+++ Material shown

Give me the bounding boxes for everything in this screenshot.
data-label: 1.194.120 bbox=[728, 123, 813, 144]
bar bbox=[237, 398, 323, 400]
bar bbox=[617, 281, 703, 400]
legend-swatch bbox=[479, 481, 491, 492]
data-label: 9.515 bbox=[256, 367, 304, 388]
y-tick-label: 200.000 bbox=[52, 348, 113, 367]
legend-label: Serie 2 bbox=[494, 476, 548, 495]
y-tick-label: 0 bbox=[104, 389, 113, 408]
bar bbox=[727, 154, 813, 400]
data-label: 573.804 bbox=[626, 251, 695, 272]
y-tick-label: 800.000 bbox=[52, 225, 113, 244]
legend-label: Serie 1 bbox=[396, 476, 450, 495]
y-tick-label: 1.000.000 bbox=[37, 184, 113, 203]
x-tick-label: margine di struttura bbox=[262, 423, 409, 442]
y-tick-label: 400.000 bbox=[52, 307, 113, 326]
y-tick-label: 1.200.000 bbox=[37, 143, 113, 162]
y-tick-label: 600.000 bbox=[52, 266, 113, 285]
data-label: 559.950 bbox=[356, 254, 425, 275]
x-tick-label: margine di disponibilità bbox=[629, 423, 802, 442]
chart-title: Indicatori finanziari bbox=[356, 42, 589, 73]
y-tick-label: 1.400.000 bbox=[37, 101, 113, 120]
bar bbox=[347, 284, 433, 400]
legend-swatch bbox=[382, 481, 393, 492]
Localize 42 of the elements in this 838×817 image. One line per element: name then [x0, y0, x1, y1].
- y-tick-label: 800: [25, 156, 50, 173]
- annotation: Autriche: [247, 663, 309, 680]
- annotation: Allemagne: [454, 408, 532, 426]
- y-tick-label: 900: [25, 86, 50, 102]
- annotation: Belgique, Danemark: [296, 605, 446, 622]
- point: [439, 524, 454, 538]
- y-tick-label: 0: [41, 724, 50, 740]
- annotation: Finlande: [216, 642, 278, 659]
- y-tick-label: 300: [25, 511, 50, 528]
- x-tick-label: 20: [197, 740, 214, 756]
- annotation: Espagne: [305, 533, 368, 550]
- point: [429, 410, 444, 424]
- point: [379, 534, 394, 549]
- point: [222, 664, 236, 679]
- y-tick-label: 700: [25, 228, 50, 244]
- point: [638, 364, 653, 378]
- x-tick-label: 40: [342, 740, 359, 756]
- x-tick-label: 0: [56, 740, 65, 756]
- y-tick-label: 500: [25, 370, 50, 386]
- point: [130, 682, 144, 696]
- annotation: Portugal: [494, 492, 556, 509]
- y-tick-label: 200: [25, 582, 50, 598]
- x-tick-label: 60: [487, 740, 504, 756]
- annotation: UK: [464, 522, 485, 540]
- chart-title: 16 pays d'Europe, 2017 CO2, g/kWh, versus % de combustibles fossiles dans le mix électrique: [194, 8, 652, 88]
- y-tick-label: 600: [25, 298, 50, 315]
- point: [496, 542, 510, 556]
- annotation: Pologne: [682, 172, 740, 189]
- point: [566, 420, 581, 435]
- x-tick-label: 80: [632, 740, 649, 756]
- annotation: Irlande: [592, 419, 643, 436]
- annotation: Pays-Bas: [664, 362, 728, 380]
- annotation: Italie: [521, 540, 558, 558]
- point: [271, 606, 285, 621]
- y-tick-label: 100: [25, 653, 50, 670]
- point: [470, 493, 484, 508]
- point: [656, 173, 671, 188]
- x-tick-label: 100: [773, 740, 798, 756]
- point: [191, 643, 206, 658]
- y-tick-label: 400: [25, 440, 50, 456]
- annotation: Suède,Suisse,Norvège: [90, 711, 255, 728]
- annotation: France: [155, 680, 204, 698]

++++++

Write out all of the material above again, line for line, with nothing changed.

Give me the bounding boxes for everything in this screenshot.
data-label: 1.194.120 bbox=[728, 123, 813, 144]
bar bbox=[237, 398, 323, 400]
bar bbox=[617, 281, 703, 400]
legend-swatch bbox=[479, 481, 491, 492]
data-label: 9.515 bbox=[256, 367, 304, 388]
y-tick-label: 200.000 bbox=[52, 348, 113, 367]
legend-label: Serie 2 bbox=[494, 476, 548, 495]
y-tick-label: 0 bbox=[104, 389, 113, 408]
bar bbox=[727, 154, 813, 400]
data-label: 573.804 bbox=[626, 251, 695, 272]
y-tick-label: 800.000 bbox=[52, 225, 113, 244]
legend-label: Serie 1 bbox=[396, 476, 450, 495]
y-tick-label: 1.000.000 bbox=[37, 184, 113, 203]
x-tick-label: margine di struttura bbox=[262, 423, 409, 442]
y-tick-label: 400.000 bbox=[52, 307, 113, 326]
y-tick-label: 1.200.000 bbox=[37, 143, 113, 162]
y-tick-label: 600.000 bbox=[52, 266, 113, 285]
data-label: 559.950 bbox=[356, 254, 425, 275]
x-tick-label: margine di disponibilità bbox=[629, 423, 802, 442]
chart-title: Indicatori finanziari bbox=[356, 42, 589, 73]
y-tick-label: 1.400.000 bbox=[37, 101, 113, 120]
bar bbox=[347, 284, 433, 400]
legend-swatch bbox=[382, 481, 393, 492]
Localize 42 of the elements in this 838×817 image. One line per element: name then [x0, y0, x1, y1].
- y-tick-label: 800: [25, 156, 50, 173]
- annotation: Autriche: [247, 663, 309, 680]
- annotation: Allemagne: [454, 408, 532, 426]
- y-tick-label: 900: [25, 86, 50, 102]
- annotation: Belgique, Danemark: [296, 605, 446, 622]
- point: [439, 524, 454, 538]
- y-tick-label: 0: [41, 724, 50, 740]
- annotation: Finlande: [216, 642, 278, 659]
- y-tick-label: 300: [25, 511, 50, 528]
- x-tick-label: 20: [197, 740, 214, 756]
- annotation: Espagne: [305, 533, 368, 550]
- point: [429, 410, 444, 424]
- point: [379, 534, 394, 549]
- point: [222, 664, 236, 679]
- y-tick-label: 700: [25, 228, 50, 244]
- point: [638, 364, 653, 378]
- x-tick-label: 40: [342, 740, 359, 756]
- x-tick-label: 0: [56, 740, 65, 756]
- y-tick-label: 500: [25, 370, 50, 386]
- point: [130, 682, 144, 696]
- annotation: Portugal: [494, 492, 556, 509]
- y-tick-label: 200: [25, 582, 50, 598]
- x-tick-label: 60: [487, 740, 504, 756]
- annotation: UK: [464, 522, 485, 540]
- chart-title: 16 pays d'Europe, 2017 CO2, g/kWh, versus % de combustibles fossiles dans le mix électrique: [194, 8, 652, 88]
- y-tick-label: 600: [25, 298, 50, 315]
- point: [496, 542, 510, 556]
- annotation: Pologne: [682, 172, 740, 189]
- point: [566, 420, 581, 435]
- x-tick-label: 80: [632, 740, 649, 756]
- annotation: Irlande: [592, 419, 643, 436]
- annotation: Pays-Bas: [664, 362, 728, 380]
- annotation: Italie: [521, 540, 558, 558]
- point: [271, 606, 285, 621]
- y-tick-label: 100: [25, 653, 50, 670]
- point: [470, 493, 484, 508]
- point: [656, 173, 671, 188]
- x-tick-label: 100: [773, 740, 798, 756]
- point: [191, 643, 206, 658]
- y-tick-label: 400: [25, 440, 50, 456]
- annotation: Suède,Suisse,Norvège: [90, 711, 255, 728]
- annotation: France: [155, 680, 204, 698]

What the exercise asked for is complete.